* **Dataset excerpt**
▬▬▬▬▬▬▬▬▬▬

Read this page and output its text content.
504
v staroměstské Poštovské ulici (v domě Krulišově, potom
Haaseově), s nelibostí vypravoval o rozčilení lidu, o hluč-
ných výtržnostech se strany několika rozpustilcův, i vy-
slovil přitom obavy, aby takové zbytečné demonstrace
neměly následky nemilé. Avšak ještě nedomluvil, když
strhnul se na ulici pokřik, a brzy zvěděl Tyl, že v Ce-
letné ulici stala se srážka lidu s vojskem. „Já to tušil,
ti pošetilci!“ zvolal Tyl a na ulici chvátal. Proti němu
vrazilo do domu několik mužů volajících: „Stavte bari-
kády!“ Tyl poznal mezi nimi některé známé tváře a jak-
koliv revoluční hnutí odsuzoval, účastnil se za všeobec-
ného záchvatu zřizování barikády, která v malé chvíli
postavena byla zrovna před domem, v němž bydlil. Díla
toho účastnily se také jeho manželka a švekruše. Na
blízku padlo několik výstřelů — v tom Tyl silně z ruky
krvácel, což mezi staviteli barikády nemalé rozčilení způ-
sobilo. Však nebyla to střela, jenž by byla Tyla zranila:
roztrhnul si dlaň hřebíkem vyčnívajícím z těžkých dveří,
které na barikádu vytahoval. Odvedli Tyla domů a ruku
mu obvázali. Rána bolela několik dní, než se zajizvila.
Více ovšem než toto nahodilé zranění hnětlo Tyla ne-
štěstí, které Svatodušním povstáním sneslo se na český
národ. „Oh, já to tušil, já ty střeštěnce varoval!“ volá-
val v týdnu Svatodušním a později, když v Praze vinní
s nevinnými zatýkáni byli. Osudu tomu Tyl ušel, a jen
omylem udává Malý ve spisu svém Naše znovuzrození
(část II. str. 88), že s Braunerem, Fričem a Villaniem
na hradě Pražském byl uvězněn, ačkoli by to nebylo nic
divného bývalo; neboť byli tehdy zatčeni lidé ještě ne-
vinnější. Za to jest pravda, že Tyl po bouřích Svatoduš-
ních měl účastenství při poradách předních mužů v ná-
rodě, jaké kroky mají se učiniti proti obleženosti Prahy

▬▬▬▬▬▬▬▬▬▬

* **Set problem**
Reproduce the listing in full. Keep it exactly as written.

* **Finished exercise**
Read this page and output its text content.
504
v staroměstské Poštovské ulici (v domě Krulišově, potom
Haaseově), s nelibostí vypravoval o rozčilení lidu, o hluč-
ných výtržnostech se strany několika rozpustilcův, i vy-
slovil přitom obavy, aby takové zbytečné demonstrace
neměly následky nemilé. Avšak ještě nedomluvil, když
strhnul se na ulici pokřik, a brzy zvěděl Tyl, že v Ce-
letné ulici stala se srážka lidu s vojskem. „Já to tušil,
ti pošetilci!“ zvolal Tyl a na ulici chvátal. Proti němu
vrazilo do domu několik mužů volajících: „Stavte bari-
kády!“ Tyl poznal mezi nimi některé známé tváře a jak-
koliv revoluční hnutí odsuzoval, účastnil se za všeobec-
ného záchvatu zřizování barikády, která v malé chvíli
postavena byla zrovna před domem, v němž bydlil. Díla
toho účastnily se také jeho manželka a švekruše. Na
blízku padlo několik výstřelů — v tom Tyl silně z ruky
krvácel, což mezi staviteli barikády nemalé rozčilení způ-
sobilo. Však nebyla to střela, jenž by byla Tyla zranila:
roztrhnul si dlaň hřebíkem vyčnívajícím z těžkých dveří,
které na barikádu vytahoval. Odvedli Tyla domů a ruku
mu obvázali. Rána bolela několik dní, než se zajizvila.
Více ovšem než toto nahodilé zranění hnětlo Tyla ne-
štěstí, které Svatodušním povstáním sneslo se na český
národ. „Oh, já to tušil, já ty střeštěnce varoval!“ volá-
val v týdnu Svatodušním a později, když v Praze vinní
s nevinnými zatýkáni byli. Osudu tomu Tyl ušel, a jen
omylem udává Malý ve spisu svém Naše znovuzrození
(část II. str. 88), že s Braunerem, Fričem a Villaniem
na hradě Pražském byl uvězněn, ačkoli by to nebylo nic
divného bývalo; neboť byli tehdy zatčeni lidé ještě ne-
vinnější. Za to jest pravda, že Tyl po bouřích Svatoduš-
ních měl účastenství při poradách předních mužů v ná-
rodě, jaké kroky mají se učiniti proti obleženosti Prahy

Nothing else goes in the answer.